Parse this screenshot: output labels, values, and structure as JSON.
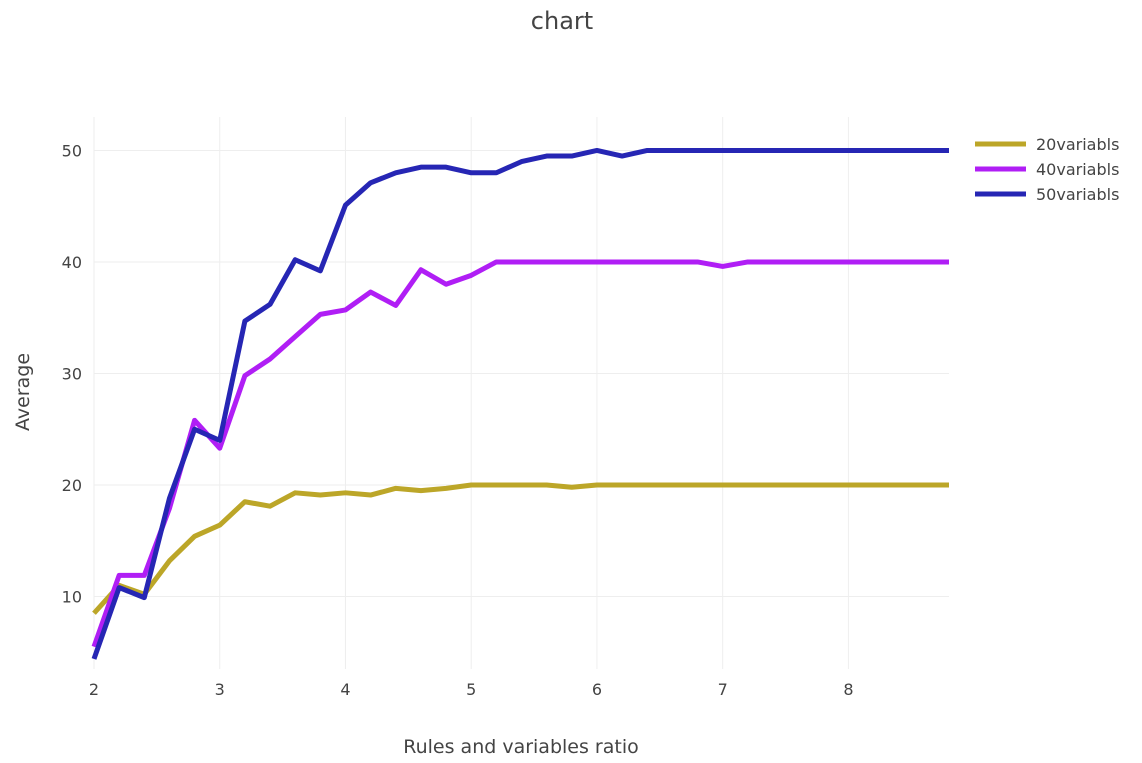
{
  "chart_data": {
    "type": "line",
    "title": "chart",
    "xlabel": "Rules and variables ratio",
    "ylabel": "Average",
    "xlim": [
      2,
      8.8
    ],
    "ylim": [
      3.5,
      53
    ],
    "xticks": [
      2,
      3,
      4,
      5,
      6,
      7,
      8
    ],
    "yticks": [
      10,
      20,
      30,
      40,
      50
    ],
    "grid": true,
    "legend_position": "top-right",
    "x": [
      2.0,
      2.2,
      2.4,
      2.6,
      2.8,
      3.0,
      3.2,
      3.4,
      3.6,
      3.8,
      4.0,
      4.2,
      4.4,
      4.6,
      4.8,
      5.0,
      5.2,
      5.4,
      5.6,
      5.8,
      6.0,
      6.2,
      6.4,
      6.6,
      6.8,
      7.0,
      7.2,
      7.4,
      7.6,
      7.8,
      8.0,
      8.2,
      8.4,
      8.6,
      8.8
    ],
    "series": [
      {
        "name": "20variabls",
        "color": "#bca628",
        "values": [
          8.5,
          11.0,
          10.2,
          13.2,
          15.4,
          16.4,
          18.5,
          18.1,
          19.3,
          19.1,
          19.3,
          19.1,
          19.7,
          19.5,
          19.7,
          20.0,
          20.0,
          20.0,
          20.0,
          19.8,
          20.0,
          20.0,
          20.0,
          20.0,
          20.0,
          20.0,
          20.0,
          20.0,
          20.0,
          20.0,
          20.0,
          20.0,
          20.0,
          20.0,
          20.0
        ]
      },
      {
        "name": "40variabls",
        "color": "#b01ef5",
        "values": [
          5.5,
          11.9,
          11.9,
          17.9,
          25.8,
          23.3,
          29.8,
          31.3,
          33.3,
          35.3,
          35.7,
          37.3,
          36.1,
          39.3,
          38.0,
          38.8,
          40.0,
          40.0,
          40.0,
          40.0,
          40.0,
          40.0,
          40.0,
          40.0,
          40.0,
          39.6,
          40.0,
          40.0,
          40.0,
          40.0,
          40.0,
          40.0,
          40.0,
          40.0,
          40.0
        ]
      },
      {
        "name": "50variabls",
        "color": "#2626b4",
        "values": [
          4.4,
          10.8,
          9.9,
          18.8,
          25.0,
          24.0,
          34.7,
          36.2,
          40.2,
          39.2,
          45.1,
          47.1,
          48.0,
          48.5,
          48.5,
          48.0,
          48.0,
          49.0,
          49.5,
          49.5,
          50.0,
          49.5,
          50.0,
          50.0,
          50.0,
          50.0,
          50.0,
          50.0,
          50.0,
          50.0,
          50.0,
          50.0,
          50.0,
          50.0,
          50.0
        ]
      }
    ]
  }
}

==

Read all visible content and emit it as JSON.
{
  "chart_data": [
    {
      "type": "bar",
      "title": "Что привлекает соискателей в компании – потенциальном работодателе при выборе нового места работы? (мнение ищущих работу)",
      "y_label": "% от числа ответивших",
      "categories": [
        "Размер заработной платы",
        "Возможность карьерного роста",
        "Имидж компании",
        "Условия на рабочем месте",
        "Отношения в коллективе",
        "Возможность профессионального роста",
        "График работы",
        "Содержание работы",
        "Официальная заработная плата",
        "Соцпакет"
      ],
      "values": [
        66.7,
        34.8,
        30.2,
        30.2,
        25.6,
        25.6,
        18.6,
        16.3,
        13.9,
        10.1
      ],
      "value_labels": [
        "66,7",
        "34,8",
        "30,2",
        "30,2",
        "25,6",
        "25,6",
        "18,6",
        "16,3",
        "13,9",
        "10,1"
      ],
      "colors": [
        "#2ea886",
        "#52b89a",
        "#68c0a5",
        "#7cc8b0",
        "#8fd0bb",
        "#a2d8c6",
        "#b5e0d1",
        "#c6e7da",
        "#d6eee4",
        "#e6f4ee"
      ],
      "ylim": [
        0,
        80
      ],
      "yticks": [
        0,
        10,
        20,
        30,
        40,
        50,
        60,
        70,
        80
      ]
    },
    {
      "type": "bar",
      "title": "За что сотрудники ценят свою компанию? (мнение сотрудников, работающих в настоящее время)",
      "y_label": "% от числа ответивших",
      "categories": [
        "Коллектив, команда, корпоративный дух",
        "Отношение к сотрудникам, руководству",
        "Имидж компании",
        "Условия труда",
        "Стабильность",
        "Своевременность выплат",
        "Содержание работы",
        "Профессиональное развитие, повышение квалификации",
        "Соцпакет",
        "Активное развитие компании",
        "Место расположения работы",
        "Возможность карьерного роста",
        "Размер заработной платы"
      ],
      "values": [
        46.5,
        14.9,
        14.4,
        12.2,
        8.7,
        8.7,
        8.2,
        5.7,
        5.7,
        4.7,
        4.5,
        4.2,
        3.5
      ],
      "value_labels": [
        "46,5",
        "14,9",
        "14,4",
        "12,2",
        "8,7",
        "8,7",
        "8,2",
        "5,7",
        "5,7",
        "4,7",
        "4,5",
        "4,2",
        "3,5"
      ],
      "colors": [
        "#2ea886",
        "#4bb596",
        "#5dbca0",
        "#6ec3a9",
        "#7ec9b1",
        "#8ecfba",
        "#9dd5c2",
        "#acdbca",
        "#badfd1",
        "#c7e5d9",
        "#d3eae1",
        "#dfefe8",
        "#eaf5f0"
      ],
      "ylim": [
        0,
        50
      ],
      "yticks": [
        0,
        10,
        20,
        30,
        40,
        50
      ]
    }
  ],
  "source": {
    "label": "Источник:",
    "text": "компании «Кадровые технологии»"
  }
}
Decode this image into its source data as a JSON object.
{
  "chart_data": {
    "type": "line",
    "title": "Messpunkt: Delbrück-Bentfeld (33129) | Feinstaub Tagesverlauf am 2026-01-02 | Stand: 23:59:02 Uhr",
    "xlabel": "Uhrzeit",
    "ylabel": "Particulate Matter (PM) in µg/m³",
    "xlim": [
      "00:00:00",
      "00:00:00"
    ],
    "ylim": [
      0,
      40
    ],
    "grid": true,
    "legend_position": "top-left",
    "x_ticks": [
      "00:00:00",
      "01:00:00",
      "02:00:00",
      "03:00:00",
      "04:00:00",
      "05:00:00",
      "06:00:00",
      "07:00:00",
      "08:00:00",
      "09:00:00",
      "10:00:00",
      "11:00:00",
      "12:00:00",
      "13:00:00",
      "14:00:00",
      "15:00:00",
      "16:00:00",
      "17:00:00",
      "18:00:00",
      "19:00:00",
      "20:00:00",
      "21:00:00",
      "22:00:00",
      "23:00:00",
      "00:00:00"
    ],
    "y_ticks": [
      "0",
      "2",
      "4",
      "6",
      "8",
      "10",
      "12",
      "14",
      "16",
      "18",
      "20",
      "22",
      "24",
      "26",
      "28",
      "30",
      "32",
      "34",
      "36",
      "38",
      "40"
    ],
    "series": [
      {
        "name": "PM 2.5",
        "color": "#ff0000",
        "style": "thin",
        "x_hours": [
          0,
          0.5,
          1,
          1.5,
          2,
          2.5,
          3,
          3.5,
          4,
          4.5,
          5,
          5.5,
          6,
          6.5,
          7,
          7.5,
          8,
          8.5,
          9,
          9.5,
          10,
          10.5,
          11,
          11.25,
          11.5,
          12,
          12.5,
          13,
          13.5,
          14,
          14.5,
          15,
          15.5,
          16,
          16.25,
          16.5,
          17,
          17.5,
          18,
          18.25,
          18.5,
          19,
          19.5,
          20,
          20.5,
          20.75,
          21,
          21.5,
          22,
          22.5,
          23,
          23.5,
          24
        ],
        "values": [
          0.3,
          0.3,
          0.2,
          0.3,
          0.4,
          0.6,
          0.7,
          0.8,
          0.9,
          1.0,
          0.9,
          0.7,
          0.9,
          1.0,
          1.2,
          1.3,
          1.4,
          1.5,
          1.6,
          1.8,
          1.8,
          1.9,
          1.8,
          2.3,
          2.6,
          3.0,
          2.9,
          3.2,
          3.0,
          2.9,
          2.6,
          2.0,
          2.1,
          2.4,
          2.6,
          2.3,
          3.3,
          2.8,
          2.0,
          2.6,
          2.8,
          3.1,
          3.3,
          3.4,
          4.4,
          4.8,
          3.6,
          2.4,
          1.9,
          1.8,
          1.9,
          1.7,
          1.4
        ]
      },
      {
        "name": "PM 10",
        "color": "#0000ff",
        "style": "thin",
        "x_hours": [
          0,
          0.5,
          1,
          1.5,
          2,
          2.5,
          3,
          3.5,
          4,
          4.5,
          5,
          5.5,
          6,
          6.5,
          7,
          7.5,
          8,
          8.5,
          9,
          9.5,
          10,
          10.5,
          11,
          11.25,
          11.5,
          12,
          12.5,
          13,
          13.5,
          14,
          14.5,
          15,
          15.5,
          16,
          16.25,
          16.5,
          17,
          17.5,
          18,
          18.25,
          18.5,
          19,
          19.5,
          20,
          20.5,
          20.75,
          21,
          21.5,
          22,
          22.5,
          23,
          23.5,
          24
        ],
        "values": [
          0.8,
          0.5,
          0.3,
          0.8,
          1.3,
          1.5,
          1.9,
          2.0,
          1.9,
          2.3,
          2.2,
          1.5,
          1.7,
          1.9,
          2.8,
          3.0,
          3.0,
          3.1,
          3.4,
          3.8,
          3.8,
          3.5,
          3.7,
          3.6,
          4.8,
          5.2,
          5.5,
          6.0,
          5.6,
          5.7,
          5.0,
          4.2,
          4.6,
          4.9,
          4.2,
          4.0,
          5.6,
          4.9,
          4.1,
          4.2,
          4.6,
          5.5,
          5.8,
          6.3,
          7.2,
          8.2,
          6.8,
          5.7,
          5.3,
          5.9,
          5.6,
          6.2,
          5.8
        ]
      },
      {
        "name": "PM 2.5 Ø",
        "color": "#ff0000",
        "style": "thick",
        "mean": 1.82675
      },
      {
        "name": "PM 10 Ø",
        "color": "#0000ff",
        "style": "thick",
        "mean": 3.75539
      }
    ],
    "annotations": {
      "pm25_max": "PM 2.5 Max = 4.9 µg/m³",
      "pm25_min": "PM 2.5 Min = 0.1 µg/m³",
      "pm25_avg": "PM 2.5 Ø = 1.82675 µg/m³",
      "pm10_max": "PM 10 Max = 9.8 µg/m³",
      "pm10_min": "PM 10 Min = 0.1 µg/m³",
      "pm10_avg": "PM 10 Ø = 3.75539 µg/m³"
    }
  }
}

--

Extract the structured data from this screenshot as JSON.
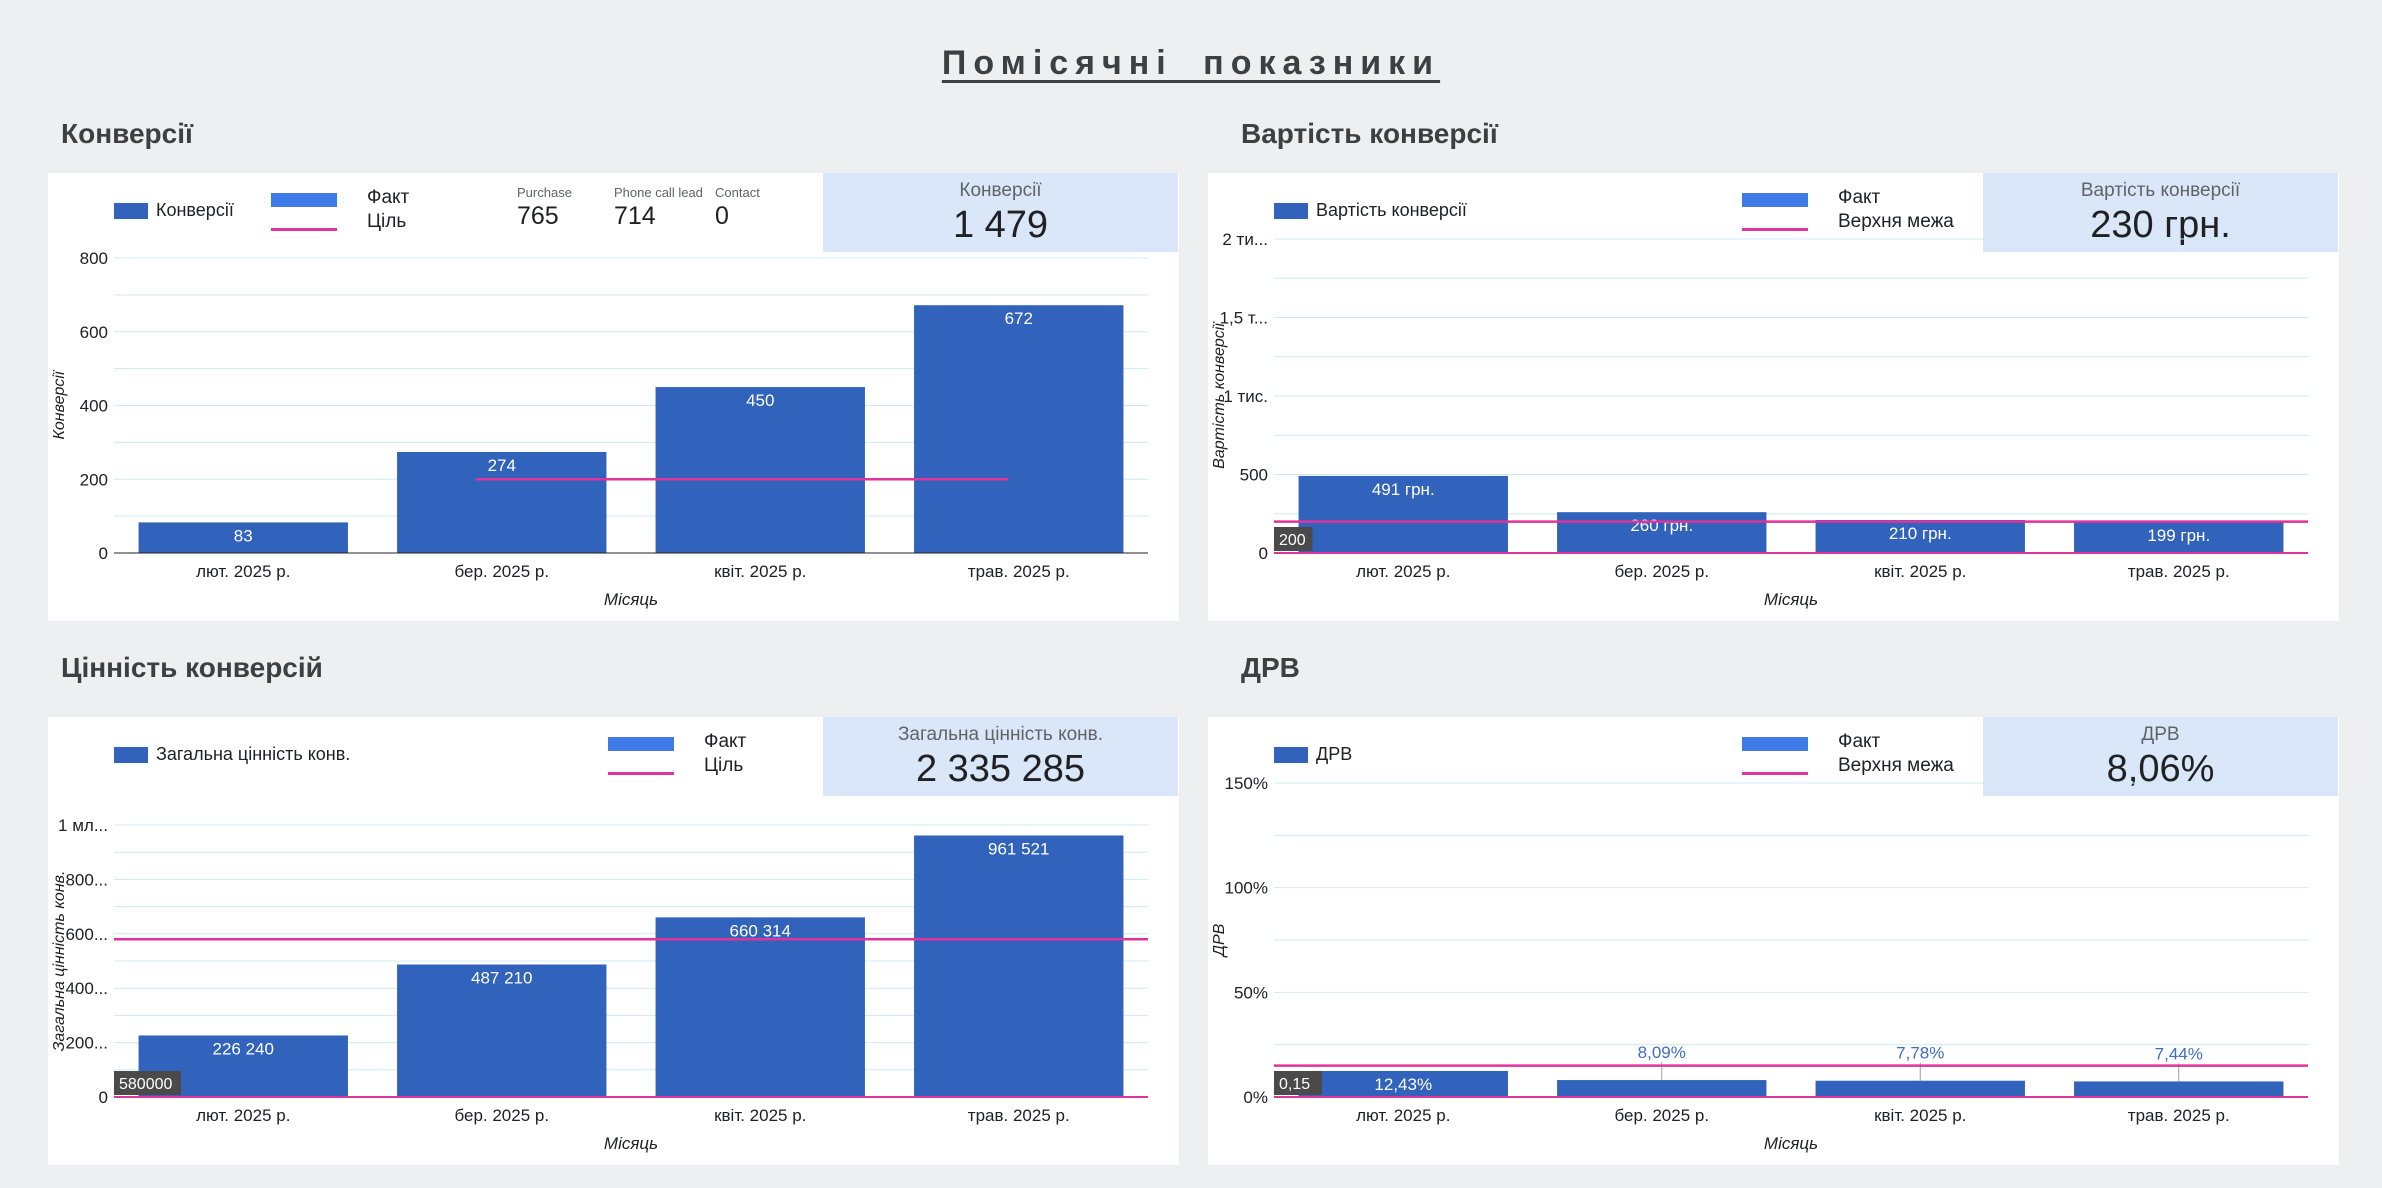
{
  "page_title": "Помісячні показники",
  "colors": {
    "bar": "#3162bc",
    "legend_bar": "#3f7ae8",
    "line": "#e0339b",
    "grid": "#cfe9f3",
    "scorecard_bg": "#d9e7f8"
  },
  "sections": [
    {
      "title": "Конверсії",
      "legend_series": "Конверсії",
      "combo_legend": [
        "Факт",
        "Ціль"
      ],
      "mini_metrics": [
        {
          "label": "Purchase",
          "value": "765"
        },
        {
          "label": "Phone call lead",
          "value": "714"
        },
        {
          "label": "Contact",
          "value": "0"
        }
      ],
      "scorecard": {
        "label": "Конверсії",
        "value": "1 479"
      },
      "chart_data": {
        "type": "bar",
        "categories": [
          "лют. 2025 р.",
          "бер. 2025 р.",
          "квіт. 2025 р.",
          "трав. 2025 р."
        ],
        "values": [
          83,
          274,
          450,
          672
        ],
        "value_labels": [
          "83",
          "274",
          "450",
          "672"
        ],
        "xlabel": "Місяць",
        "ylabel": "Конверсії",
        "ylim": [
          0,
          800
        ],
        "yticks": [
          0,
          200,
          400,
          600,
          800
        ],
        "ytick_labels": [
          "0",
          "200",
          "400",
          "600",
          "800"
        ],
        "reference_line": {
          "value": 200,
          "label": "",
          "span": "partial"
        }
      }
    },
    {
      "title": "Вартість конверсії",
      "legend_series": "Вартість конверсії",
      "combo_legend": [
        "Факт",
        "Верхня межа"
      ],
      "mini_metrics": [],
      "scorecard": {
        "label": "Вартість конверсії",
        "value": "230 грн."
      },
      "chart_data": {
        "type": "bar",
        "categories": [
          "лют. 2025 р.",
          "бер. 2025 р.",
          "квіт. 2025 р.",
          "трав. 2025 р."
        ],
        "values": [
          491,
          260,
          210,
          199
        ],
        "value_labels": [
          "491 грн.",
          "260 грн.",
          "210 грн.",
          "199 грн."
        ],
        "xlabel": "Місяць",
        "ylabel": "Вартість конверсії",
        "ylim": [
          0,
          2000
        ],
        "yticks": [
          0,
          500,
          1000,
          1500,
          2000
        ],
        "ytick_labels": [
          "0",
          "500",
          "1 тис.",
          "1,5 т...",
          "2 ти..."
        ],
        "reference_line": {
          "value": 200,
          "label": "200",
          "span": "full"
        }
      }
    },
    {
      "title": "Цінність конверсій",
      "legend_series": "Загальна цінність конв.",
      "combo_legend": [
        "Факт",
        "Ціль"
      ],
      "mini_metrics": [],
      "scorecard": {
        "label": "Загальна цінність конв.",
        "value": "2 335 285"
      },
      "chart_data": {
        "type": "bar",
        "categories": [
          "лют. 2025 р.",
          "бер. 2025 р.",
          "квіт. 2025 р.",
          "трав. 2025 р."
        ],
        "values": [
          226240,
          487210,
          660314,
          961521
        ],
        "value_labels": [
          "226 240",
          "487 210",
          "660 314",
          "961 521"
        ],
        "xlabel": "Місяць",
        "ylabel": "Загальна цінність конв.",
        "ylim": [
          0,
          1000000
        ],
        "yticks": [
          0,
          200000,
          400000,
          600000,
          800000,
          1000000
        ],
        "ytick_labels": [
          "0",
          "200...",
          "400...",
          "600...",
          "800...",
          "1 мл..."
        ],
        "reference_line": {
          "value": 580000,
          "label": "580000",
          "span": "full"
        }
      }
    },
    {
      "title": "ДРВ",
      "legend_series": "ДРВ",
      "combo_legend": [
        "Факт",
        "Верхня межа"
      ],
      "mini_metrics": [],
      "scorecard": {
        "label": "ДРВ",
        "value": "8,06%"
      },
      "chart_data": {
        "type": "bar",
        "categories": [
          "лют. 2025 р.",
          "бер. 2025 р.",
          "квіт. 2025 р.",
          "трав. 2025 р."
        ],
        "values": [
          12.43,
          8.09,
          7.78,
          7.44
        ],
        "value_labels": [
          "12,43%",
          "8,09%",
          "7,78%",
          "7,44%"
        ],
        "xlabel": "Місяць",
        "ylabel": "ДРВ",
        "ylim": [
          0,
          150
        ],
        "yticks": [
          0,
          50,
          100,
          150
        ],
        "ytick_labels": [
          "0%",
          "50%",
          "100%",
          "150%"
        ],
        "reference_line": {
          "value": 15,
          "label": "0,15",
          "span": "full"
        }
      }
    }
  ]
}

◆ **The exercise**:
Find all lines with "платы" in them and copy each one.

◆ **Worked answer**:
        "Размер заработной платы",
        "Размер заработной платы"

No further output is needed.